Data rows ::
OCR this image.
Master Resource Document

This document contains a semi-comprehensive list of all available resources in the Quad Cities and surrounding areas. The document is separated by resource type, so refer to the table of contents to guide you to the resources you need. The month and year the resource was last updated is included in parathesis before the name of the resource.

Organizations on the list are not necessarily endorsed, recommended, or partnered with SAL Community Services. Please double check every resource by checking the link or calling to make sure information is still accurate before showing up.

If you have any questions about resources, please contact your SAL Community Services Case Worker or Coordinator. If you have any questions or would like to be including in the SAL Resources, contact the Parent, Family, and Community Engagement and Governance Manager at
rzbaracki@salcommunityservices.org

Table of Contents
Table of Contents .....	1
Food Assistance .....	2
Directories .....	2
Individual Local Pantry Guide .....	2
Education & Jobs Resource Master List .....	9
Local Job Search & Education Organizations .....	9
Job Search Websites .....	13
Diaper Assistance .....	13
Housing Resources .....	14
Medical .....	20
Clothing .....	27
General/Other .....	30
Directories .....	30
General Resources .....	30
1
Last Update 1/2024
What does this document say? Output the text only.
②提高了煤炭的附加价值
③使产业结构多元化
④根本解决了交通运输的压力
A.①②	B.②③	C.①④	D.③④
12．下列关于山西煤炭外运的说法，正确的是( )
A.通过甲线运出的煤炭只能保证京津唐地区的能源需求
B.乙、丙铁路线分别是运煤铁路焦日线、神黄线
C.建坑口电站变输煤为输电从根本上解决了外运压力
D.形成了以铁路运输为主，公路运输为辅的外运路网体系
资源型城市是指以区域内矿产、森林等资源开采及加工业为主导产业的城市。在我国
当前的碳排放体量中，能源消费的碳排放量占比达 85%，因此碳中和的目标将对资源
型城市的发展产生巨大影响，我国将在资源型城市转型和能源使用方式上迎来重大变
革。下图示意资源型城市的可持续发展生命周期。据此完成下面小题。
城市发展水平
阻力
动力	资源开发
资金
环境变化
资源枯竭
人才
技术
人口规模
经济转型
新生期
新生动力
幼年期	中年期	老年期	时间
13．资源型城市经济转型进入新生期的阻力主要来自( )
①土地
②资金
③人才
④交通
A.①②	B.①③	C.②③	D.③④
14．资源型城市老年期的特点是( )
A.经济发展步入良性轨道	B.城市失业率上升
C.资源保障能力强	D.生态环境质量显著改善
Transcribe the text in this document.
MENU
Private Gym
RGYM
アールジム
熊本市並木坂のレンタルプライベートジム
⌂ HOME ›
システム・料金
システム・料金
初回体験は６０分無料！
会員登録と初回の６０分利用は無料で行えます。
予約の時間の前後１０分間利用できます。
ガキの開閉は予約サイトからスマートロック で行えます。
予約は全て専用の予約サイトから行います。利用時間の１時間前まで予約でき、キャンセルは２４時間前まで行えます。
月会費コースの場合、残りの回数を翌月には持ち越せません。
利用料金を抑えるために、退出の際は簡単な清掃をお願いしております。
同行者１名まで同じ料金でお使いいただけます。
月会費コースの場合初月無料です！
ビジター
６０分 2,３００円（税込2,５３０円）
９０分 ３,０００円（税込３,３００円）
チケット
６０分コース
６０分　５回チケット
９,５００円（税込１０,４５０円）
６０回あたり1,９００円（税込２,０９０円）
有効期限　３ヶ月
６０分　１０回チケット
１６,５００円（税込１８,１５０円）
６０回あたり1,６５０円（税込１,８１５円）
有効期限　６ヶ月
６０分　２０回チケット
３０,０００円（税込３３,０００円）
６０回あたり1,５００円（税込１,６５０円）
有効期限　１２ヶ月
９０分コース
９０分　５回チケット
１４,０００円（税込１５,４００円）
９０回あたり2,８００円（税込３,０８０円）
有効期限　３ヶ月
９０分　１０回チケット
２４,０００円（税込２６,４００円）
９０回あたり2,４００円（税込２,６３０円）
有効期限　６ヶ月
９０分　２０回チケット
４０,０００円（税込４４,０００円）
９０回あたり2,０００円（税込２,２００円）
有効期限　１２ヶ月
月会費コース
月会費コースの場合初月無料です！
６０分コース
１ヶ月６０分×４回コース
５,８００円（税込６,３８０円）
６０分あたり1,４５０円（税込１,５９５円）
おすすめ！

The problem :: Extract every entry in the listing word for word.

Complete response ::
OCR this image.
Master Resource Document

This document contains a semi-comprehensive list of all available resources in the Quad Cities and surrounding areas. The document is separated by resource type, so refer to the table of contents to guide you to the resources you need. The month and year the resource was last updated is included in parathesis before the name of the resource.

Organizations on the list are not necessarily endorsed, recommended, or partnered with SAL Community Services. Please double check every resource by checking the link or calling to make sure information is still accurate before showing up.

If you have any questions about resources, please contact your SAL Community Services Case Worker or Coordinator. If you have any questions or would like to be including in the SAL Resources, contact the Parent, Family, and Community Engagement and Governance Manager at
rzbaracki@salcommunityservices.org

Table of Contents
Table of Contents .....	1
Food Assistance .....	2
Directories .....	2
Individual Local Pantry Guide .....	2
Education & Jobs Resource Master List .....	9
Local Job Search & Education Organizations .....	9
Job Search Websites .....	13
Diaper Assistance .....	13
Housing Resources .....	14
Medical .....	20
Clothing .....	27
General/Other .....	30
Directories .....	30
General Resources .....	30
1
Last Update 1/2024
What does this document say? Output the text only.
②提高了煤炭的附加价值
③使产业结构多元化
④根本解决了交通运输的压力
A.①②	B.②③	C.①④	D.③④
12．下列关于山西煤炭外运的说法，正确的是( )
A.通过甲线运出的煤炭只能保证京津唐地区的能源需求
B.乙、丙铁路线分别是运煤铁路焦日线、神黄线
C.建坑口电站变输煤为输电从根本上解决了外运压力
D.形成了以铁路运输为主，公路运输为辅的外运路网体系
资源型城市是指以区域内矿产、森林等资源开采及加工业为主导产业的城市。在我国
当前的碳排放体量中，能源消费的碳排放量占比达 85%，因此碳中和的目标将对资源
型城市的发展产生巨大影响，我国将在资源型城市转型和能源使用方式上迎来重大变
革。下图示意资源型城市的可持续发展生命周期。据此完成下面小题。
城市发展水平
阻力
动力	资源开发
资金
环境变化
资源枯竭
人才
技术
人口规模
经济转型
新生期
新生动力
幼年期	中年期	老年期	时间
13．资源型城市经济转型进入新生期的阻力主要来自( )
①土地
②资金
③人才
④交通
A.①②	B.①③	C.②③	D.③④
14．资源型城市老年期的特点是( )
A.经济发展步入良性轨道	B.城市失业率上升
C.资源保障能力强	D.生态环境质量显著改善
Transcribe the text in this document.
MENU
Private Gym
RGYM
アールジム
熊本市並木坂のレンタルプライベートジム
⌂ HOME ›
システム・料金
システム・料金
初回体験は６０分無料！
会員登録と初回の６０分利用は無料で行えます。
予約の時間の前後１０分間利用できます。
ガキの開閉は予約サイトからスマートロック で行えます。
予約は全て専用の予約サイトから行います。利用時間の１時間前まで予約でき、キャンセルは２４時間前まで行えます。
月会費コースの場合、残りの回数を翌月には持ち越せません。
利用料金を抑えるために、退出の際は簡単な清掃をお願いしております。
同行者１名まで同じ料金でお使いいただけます。
月会費コースの場合初月無料です！
ビジター
６０分 2,３００円（税込2,５３０円）
９０分 ３,０００円（税込３,３００円）
チケット
６０分コース
６０分　５回チケット
９,５００円（税込１０,４５０円）
６０回あたり1,９００円（税込２,０９０円）
有効期限　３ヶ月
６０分　１０回チケット
１６,５００円（税込１８,１５０円）
６０回あたり1,６５０円（税込１,８１５円）
有効期限　６ヶ月
６０分　２０回チケット
３０,０００円（税込３３,０００円）
６０回あたり1,５００円（税込１,６５０円）
有効期限　１２ヶ月
９０分コース
９０分　５回チケット
１４,０００円（税込１５,４００円）
９０回あたり2,８００円（税込３,０８０円）
有効期限　３ヶ月
９０分　１０回チケット
２４,０００円（税込２６,４００円）
９０回あたり2,４００円（税込２,６３０円）
有効期限　６ヶ月
９０分　２０回チケット
４０,０００円（税込４４,０００円）
９０回あたり2,０００円（税込２,２００円）
有効期限　１２ヶ月
月会費コース
月会費コースの場合初月無料です！
６０分コース
１ヶ月６０分×４回コース
５,８００円（税込６,３８０円）
６０分あたり1,４５０円（税込１,５９５円）
おすすめ！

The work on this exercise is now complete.